YOUR GOAL: Copy every record below exactly.

DATA FOR THE TASK:
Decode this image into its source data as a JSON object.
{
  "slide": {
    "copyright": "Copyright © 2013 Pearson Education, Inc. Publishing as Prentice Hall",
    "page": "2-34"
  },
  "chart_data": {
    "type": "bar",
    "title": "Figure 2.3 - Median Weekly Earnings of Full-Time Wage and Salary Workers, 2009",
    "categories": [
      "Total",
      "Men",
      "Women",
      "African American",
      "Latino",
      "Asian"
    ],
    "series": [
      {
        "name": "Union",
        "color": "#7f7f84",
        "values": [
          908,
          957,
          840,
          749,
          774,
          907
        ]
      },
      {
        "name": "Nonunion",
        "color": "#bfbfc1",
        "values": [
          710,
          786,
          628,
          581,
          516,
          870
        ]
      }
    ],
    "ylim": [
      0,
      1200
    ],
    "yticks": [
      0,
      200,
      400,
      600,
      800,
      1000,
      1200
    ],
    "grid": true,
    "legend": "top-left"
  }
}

RESPONSE:
Decode this image into its source data as a JSON object.
{
  "slide": {
    "copyright": "Copyright © 2013 Pearson Education, Inc. Publishing as Prentice Hall",
    "page": "2-34"
  },
  "chart_data": {
    "type": "bar",
    "title": "Figure 2.3 - Median Weekly Earnings of Full-Time Wage and Salary Workers, 2009",
    "categories": [
      "Total",
      "Men",
      "Women",
      "African American",
      "Latino",
      "Asian"
    ],
    "series": [
      {
        "name": "Union",
        "color": "#7f7f84",
        "values": [
          908,
          957,
          840,
          749,
          774,
          907
        ]
      },
      {
        "name": "Nonunion",
        "color": "#bfbfc1",
        "values": [
          710,
          786,
          628,
          581,
          516,
          870
        ]
      }
    ],
    "ylim": [
      0,
      1200
    ],
    "yticks": [
      0,
      200,
      400,
      600,
      800,
      1000,
      1200
    ],
    "grid": true,
    "legend": "top-left"
  }
}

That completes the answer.